REQUIRED WORK — The entries need to be copied exactly.

start ENTRIES SHOWN

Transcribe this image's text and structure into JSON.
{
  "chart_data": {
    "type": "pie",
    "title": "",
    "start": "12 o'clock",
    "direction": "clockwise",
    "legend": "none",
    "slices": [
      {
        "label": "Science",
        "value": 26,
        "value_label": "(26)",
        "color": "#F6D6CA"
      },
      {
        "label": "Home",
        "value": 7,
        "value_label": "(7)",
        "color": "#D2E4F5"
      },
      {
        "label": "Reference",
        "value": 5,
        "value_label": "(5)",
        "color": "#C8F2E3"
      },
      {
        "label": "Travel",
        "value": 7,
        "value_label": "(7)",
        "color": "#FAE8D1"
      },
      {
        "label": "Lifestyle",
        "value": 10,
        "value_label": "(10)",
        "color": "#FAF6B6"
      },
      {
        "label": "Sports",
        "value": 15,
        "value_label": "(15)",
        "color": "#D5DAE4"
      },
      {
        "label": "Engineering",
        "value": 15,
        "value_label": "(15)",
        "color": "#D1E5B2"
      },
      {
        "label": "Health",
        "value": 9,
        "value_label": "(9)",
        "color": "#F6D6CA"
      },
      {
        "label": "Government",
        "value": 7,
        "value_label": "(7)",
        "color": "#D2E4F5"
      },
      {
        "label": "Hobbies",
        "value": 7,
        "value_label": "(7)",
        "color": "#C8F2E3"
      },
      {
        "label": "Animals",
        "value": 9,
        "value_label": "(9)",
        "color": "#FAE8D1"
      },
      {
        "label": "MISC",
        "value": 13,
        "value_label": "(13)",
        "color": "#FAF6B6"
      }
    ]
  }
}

end ENTRIES SHOWN

WRITTEN SOLUTION —
Transcribe this image's text and structure into JSON.
{
  "chart_data": {
    "type": "pie",
    "title": "",
    "start": "12 o'clock",
    "direction": "clockwise",
    "legend": "none",
    "slices": [
      {
        "label": "Science",
        "value": 26,
        "value_label": "(26)",
        "color": "#F6D6CA"
      },
      {
        "label": "Home",
        "value": 7,
        "value_label": "(7)",
        "color": "#D2E4F5"
      },
      {
        "label": "Reference",
        "value": 5,
        "value_label": "(5)",
        "color": "#C8F2E3"
      },
      {
        "label": "Travel",
        "value": 7,
        "value_label": "(7)",
        "color": "#FAE8D1"
      },
      {
        "label": "Lifestyle",
        "value": 10,
        "value_label": "(10)",
        "color": "#FAF6B6"
      },
      {
        "label": "Sports",
        "value": 15,
        "value_label": "(15)",
        "color": "#D5DAE4"
      },
      {
        "label": "Engineering",
        "value": 15,
        "value_label": "(15)",
        "color": "#D1E5B2"
      },
      {
        "label": "Health",
        "value": 9,
        "value_label": "(9)",
        "color": "#F6D6CA"
      },
      {
        "label": "Government",
        "value": 7,
        "value_label": "(7)",
        "color": "#D2E4F5"
      },
      {
        "label": "Hobbies",
        "value": 7,
        "value_label": "(7)",
        "color": "#C8F2E3"
      },
      {
        "label": "Animals",
        "value": 9,
        "value_label": "(9)",
        "color": "#FAE8D1"
      },
      {
        "label": "MISC",
        "value": 13,
        "value_label": "(13)",
        "color": "#FAF6B6"
      }
    ]
  }
}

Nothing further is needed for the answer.